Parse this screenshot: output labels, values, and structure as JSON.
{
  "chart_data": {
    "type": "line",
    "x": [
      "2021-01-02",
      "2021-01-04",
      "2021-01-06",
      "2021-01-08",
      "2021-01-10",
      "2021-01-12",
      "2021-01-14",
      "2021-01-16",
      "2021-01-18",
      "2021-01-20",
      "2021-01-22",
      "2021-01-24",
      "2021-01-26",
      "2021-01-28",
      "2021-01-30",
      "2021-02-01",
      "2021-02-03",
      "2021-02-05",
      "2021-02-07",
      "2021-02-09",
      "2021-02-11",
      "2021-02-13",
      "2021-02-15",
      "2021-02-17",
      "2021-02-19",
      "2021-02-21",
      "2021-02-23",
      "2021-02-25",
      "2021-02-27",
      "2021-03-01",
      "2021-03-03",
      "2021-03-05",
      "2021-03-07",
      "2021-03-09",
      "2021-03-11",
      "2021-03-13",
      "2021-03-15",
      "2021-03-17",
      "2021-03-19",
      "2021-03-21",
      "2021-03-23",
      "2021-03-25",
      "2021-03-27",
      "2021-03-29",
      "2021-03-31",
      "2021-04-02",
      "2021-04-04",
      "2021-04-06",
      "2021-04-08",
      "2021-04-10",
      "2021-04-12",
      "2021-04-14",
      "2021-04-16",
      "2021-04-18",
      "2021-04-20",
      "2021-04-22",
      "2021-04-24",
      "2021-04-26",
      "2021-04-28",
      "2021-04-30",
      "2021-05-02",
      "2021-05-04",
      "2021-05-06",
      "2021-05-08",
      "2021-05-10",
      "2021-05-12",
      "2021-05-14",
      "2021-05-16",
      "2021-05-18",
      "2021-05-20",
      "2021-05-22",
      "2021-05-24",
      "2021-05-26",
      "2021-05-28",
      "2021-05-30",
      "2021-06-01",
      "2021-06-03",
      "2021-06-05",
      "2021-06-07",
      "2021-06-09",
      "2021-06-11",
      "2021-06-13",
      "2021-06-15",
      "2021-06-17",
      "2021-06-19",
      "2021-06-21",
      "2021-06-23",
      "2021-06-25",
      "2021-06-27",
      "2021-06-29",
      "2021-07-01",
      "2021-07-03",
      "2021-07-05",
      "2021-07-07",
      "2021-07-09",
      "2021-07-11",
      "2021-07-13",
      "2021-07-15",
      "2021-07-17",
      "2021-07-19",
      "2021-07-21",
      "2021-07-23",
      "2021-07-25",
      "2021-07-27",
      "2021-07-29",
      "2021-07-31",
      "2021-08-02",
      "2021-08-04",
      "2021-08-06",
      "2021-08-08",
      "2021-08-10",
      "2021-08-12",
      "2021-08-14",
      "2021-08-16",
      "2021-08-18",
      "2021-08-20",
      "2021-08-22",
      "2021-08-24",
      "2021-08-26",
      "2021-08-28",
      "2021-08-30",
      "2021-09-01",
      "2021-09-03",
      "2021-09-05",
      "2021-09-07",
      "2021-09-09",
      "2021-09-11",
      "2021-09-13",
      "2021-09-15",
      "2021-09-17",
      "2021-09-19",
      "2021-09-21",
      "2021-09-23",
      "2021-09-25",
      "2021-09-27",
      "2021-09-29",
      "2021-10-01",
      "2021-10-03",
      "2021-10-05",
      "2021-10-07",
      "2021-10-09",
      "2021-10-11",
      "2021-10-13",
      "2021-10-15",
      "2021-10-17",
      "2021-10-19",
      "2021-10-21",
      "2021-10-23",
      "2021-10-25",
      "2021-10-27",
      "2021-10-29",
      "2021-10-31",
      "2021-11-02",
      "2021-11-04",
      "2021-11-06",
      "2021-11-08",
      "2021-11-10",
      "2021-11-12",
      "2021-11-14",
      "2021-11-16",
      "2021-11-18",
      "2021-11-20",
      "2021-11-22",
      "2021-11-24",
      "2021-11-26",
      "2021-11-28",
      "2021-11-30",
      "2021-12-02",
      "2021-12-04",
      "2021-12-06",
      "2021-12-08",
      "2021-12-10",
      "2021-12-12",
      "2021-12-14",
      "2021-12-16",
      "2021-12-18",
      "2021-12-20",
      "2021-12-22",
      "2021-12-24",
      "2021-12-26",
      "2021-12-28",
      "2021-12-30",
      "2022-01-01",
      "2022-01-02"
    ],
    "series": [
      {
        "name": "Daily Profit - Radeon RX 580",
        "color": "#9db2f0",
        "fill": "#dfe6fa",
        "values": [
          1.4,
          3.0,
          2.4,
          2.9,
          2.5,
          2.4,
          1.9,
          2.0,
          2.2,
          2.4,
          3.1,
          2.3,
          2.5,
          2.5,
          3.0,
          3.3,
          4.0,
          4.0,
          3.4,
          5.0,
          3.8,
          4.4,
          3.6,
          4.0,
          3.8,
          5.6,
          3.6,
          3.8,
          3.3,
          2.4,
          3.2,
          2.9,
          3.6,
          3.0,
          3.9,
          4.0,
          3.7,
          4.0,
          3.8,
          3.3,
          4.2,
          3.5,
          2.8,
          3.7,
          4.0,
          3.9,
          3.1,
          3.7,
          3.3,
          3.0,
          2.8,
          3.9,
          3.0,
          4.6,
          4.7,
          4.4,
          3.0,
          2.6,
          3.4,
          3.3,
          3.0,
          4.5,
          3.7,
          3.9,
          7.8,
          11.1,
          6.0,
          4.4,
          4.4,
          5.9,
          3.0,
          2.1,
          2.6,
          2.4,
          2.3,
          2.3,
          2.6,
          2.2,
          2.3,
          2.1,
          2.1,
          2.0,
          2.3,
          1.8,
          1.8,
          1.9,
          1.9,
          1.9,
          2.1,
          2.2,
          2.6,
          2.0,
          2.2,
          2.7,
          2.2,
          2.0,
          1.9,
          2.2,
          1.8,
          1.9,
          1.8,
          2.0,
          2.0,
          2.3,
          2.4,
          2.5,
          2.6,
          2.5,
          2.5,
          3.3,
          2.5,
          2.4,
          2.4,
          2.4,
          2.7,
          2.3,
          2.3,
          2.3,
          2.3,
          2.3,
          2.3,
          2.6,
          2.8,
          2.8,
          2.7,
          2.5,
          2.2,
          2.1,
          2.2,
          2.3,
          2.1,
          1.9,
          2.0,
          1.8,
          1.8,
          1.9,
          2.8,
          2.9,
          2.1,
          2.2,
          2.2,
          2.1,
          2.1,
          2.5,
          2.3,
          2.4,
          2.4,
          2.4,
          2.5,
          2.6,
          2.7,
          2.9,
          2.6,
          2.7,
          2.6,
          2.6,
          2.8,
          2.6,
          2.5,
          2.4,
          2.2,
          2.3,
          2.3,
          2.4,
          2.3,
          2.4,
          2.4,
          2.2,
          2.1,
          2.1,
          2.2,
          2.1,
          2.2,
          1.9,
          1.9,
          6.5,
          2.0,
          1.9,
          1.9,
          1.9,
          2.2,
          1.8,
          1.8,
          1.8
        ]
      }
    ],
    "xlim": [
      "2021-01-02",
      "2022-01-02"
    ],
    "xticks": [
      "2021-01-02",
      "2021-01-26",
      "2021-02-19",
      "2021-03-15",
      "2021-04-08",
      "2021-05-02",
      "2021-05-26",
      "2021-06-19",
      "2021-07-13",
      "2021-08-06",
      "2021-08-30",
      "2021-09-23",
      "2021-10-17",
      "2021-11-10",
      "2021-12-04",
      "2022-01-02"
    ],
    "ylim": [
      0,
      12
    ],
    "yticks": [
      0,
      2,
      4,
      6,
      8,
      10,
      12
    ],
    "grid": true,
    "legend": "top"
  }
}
----
EXERCISE REQUIREMENTS — Please reproduce the entire listing, exactly as shown.

ANSWER TO THIS PROBLEM —
Parse this screenshot: output labels, values, and structure as JSON.
{
  "chart_data": {
    "type": "line",
    "x": [
      "2021-01-02",
      "2021-01-04",
      "2021-01-06",
      "2021-01-08",
      "2021-01-10",
      "2021-01-12",
      "2021-01-14",
      "2021-01-16",
      "2021-01-18",
      "2021-01-20",
      "2021-01-22",
      "2021-01-24",
      "2021-01-26",
      "2021-01-28",
      "2021-01-30",
      "2021-02-01",
      "2021-02-03",
      "2021-02-05",
      "2021-02-07",
      "2021-02-09",
      "2021-02-11",
      "2021-02-13",
      "2021-02-15",
      "2021-02-17",
      "2021-02-19",
      "2021-02-21",
      "2021-02-23",
      "2021-02-25",
      "2021-02-27",
      "2021-03-01",
      "2021-03-03",
      "2021-03-05",
      "2021-03-07",
      "2021-03-09",
      "2021-03-11",
      "2021-03-13",
      "2021-03-15",
      "2021-03-17",
      "2021-03-19",
      "2021-03-21",
      "2021-03-23",
      "2021-03-25",
      "2021-03-27",
      "2021-03-29",
      "2021-03-31",
      "2021-04-02",
      "2021-04-04",
      "2021-04-06",
      "2021-04-08",
      "2021-04-10",
      "2021-04-12",
      "2021-04-14",
      "2021-04-16",
      "2021-04-18",
      "2021-04-20",
      "2021-04-22",
      "2021-04-24",
      "2021-04-26",
      "2021-04-28",
      "2021-04-30",
      "2021-05-02",
      "2021-05-04",
      "2021-05-06",
      "2021-05-08",
      "2021-05-10",
      "2021-05-12",
      "2021-05-14",
      "2021-05-16",
      "2021-05-18",
      "2021-05-20",
      "2021-05-22",
      "2021-05-24",
      "2021-05-26",
      "2021-05-28",
      "2021-05-30",
      "2021-06-01",
      "2021-06-03",
      "2021-06-05",
      "2021-06-07",
      "2021-06-09",
      "2021-06-11",
      "2021-06-13",
      "2021-06-15",
      "2021-06-17",
      "2021-06-19",
      "2021-06-21",
      "2021-06-23",
      "2021-06-25",
      "2021-06-27",
      "2021-06-29",
      "2021-07-01",
      "2021-07-03",
      "2021-07-05",
      "2021-07-07",
      "2021-07-09",
      "2021-07-11",
      "2021-07-13",
      "2021-07-15",
      "2021-07-17",
      "2021-07-19",
      "2021-07-21",
      "2021-07-23",
      "2021-07-25",
      "2021-07-27",
      "2021-07-29",
      "2021-07-31",
      "2021-08-02",
      "2021-08-04",
      "2021-08-06",
      "2021-08-08",
      "2021-08-10",
      "2021-08-12",
      "2021-08-14",
      "2021-08-16",
      "2021-08-18",
      "2021-08-20",
      "2021-08-22",
      "2021-08-24",
      "2021-08-26",
      "2021-08-28",
      "2021-08-30",
      "2021-09-01",
      "2021-09-03",
      "2021-09-05",
      "2021-09-07",
      "2021-09-09",
      "2021-09-11",
      "2021-09-13",
      "2021-09-15",
      "2021-09-17",
      "2021-09-19",
      "2021-09-21",
      "2021-09-23",
      "2021-09-25",
      "2021-09-27",
      "2021-09-29",
      "2021-10-01",
      "2021-10-03",
      "2021-10-05",
      "2021-10-07",
      "2021-10-09",
      "2021-10-11",
      "2021-10-13",
      "2021-10-15",
      "2021-10-17",
      "2021-10-19",
      "2021-10-21",
      "2021-10-23",
      "2021-10-25",
      "2021-10-27",
      "2021-10-29",
      "2021-10-31",
      "2021-11-02",
      "2021-11-04",
      "2021-11-06",
      "2021-11-08",
      "2021-11-10",
      "2021-11-12",
      "2021-11-14",
      "2021-11-16",
      "2021-11-18",
      "2021-11-20",
      "2021-11-22",
      "2021-11-24",
      "2021-11-26",
      "2021-11-28",
      "2021-11-30",
      "2021-12-02",
      "2021-12-04",
      "2021-12-06",
      "2021-12-08",
      "2021-12-10",
      "2021-12-12",
      "2021-12-14",
      "2021-12-16",
      "2021-12-18",
      "2021-12-20",
      "2021-12-22",
      "2021-12-24",
      "2021-12-26",
      "2021-12-28",
      "2021-12-30",
      "2022-01-01",
      "2022-01-02"
    ],
    "series": [
      {
        "name": "Daily Profit - Radeon RX 580",
        "color": "#9db2f0",
        "fill": "#dfe6fa",
        "values": [
          1.4,
          3.0,
          2.4,
          2.9,
          2.5,
          2.4,
          1.9,
          2.0,
          2.2,
          2.4,
          3.1,
          2.3,
          2.5,
          2.5,
          3.0,
          3.3,
          4.0,
          4.0,
          3.4,
          5.0,
          3.8,
          4.4,
          3.6,
          4.0,
          3.8,
          5.6,
          3.6,
          3.8,
          3.3,
          2.4,
          3.2,
          2.9,
          3.6,
          3.0,
          3.9,
          4.0,
          3.7,
          4.0,
          3.8,
          3.3,
          4.2,
          3.5,
          2.8,
          3.7,
          4.0,
          3.9,
          3.1,
          3.7,
          3.3,
          3.0,
          2.8,
          3.9,
          3.0,
          4.6,
          4.7,
          4.4,
          3.0,
          2.6,
          3.4,
          3.3,
          3.0,
          4.5,
          3.7,
          3.9,
          7.8,
          11.1,
          6.0,
          4.4,
          4.4,
          5.9,
          3.0,
          2.1,
          2.6,
          2.4,
          2.3,
          2.3,
          2.6,
          2.2,
          2.3,
          2.1,
          2.1,
          2.0,
          2.3,
          1.8,
          1.8,
          1.9,
          1.9,
          1.9,
          2.1,
          2.2,
          2.6,
          2.0,
          2.2,
          2.7,
          2.2,
          2.0,
          1.9,
          2.2,
          1.8,
          1.9,
          1.8,
          2.0,
          2.0,
          2.3,
          2.4,
          2.5,
          2.6,
          2.5,
          2.5,
          3.3,
          2.5,
          2.4,
          2.4,
          2.4,
          2.7,
          2.3,
          2.3,
          2.3,
          2.3,
          2.3,
          2.3,
          2.6,
          2.8,
          2.8,
          2.7,
          2.5,
          2.2,
          2.1,
          2.2,
          2.3,
          2.1,
          1.9,
          2.0,
          1.8,
          1.8,
          1.9,
          2.8,
          2.9,
          2.1,
          2.2,
          2.2,
          2.1,
          2.1,
          2.5,
          2.3,
          2.4,
          2.4,
          2.4,
          2.5,
          2.6,
          2.7,
          2.9,
          2.6,
          2.7,
          2.6,
          2.6,
          2.8,
          2.6,
          2.5,
          2.4,
          2.2,
          2.3,
          2.3,
          2.4,
          2.3,
          2.4,
          2.4,
          2.2,
          2.1,
          2.1,
          2.2,
          2.1,
          2.2,
          1.9,
          1.9,
          6.5,
          2.0,
          1.9,
          1.9,
          1.9,
          2.2,
          1.8,
          1.8,
          1.8
        ]
      }
    ],
    "xlim": [
      "2021-01-02",
      "2022-01-02"
    ],
    "xticks": [
      "2021-01-02",
      "2021-01-26",
      "2021-02-19",
      "2021-03-15",
      "2021-04-08",
      "2021-05-02",
      "2021-05-26",
      "2021-06-19",
      "2021-07-13",
      "2021-08-06",
      "2021-08-30",
      "2021-09-23",
      "2021-10-17",
      "2021-11-10",
      "2021-12-04",
      "2022-01-02"
    ],
    "ylim": [
      0,
      12
    ],
    "yticks": [
      0,
      2,
      4,
      6,
      8,
      10,
      12
    ],
    "grid": true,
    "legend": "top"
  }
}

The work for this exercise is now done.